> Record set
— BEGIN —
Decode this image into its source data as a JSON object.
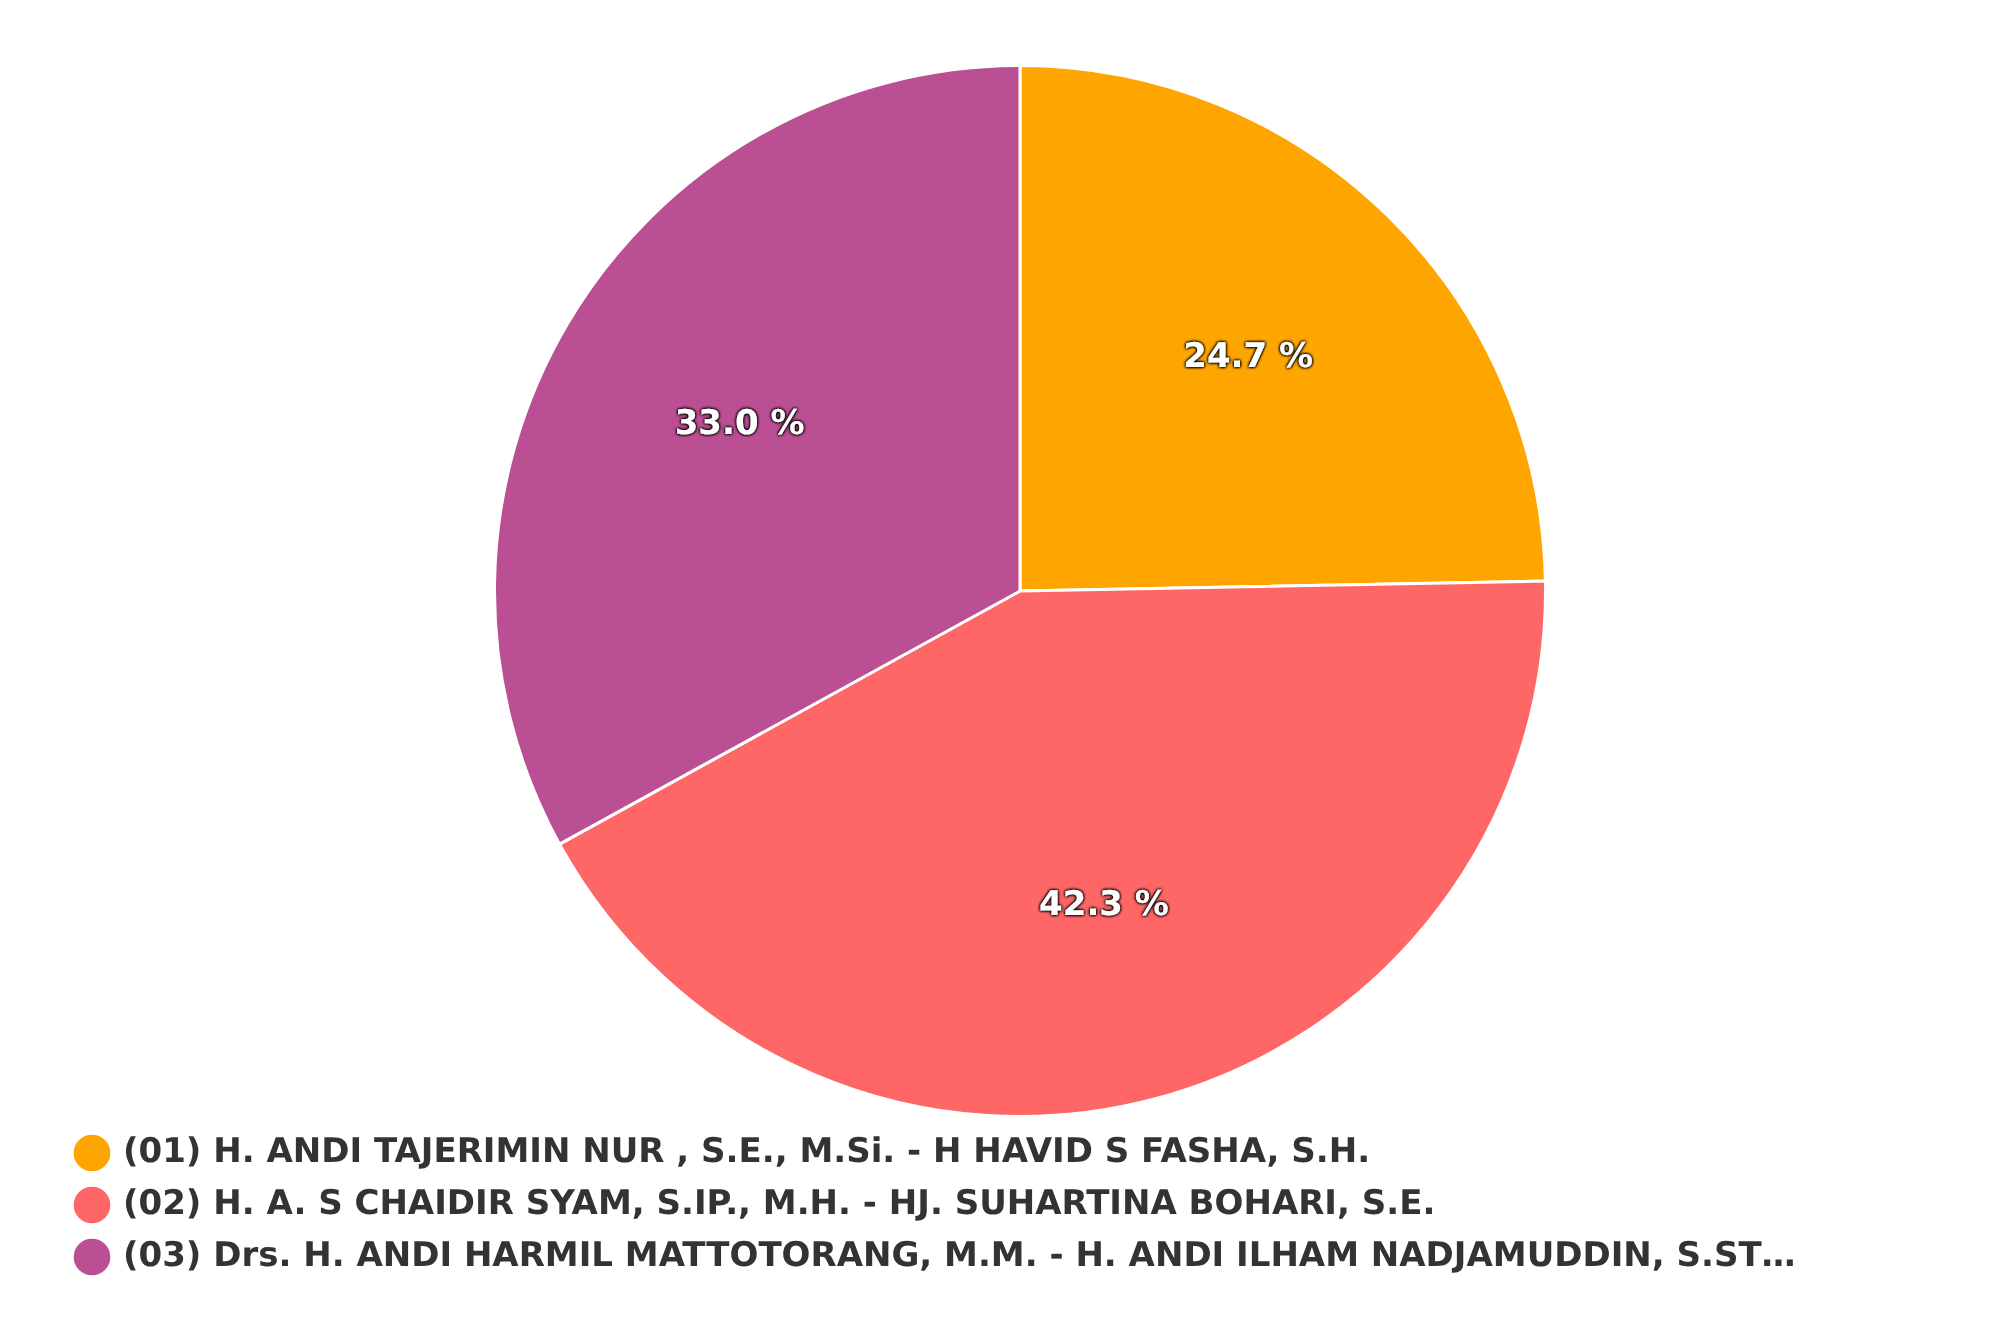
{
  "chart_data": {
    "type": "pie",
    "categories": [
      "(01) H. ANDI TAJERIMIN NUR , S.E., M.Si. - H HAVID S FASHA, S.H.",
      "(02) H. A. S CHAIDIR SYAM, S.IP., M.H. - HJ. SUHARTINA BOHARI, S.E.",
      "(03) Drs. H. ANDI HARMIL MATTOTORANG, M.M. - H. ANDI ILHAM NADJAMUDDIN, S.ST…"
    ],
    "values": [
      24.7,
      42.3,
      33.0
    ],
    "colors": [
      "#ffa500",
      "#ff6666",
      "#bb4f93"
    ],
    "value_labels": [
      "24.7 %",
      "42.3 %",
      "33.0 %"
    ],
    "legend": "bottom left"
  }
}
— END —
— BEGIN —
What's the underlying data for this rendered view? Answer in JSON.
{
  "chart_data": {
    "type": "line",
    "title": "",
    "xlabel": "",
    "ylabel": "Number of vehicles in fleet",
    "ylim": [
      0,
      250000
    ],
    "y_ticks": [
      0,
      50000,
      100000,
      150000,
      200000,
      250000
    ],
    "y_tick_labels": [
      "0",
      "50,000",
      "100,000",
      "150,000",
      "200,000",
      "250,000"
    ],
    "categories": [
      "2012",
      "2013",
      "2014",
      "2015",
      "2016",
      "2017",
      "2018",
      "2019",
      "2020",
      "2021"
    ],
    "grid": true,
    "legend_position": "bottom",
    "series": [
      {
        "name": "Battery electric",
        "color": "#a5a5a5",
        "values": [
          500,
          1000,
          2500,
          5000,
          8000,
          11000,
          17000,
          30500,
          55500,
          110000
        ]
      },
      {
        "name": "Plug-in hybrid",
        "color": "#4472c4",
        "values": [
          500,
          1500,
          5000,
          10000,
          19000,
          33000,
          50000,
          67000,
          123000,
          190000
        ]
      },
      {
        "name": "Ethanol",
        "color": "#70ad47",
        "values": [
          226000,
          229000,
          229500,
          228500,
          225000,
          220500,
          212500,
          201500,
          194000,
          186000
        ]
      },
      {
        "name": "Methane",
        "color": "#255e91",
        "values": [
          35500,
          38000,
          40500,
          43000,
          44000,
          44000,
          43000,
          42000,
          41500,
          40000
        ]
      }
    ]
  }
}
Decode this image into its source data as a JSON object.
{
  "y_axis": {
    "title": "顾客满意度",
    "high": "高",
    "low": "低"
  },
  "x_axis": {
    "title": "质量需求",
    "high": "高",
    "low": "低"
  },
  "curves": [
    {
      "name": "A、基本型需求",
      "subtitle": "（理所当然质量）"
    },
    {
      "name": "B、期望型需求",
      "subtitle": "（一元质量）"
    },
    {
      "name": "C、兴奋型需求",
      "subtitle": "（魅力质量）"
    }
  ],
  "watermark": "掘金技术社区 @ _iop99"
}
— END —
— BEGIN —
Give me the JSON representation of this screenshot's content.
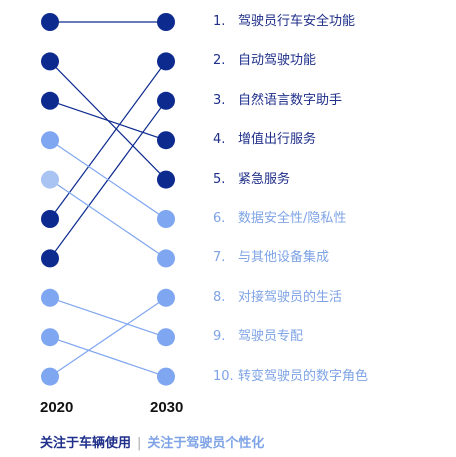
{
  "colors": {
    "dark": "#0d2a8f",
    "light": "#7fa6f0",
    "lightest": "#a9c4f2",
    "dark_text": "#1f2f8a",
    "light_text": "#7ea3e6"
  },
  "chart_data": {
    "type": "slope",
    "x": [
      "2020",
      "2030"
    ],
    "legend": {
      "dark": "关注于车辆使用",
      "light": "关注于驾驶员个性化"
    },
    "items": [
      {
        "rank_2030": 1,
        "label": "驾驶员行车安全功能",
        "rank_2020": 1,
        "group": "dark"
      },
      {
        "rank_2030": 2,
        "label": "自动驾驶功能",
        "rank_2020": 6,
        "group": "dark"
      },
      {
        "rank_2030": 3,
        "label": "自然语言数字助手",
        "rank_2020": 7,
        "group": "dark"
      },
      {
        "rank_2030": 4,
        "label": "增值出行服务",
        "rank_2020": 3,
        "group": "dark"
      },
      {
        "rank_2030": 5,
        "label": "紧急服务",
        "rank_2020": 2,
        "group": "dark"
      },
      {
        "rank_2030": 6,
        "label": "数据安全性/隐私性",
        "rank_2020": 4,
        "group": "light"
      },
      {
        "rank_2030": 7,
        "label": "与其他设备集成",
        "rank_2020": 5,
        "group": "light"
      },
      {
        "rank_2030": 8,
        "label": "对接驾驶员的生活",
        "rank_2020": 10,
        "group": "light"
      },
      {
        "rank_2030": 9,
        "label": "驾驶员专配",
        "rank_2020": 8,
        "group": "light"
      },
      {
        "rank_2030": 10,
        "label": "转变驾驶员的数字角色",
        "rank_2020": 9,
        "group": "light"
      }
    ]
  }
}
— END —
> Aim
Say how many lines in the records hold the string "JSON", and say nothing else.

> Answer to this exercise
4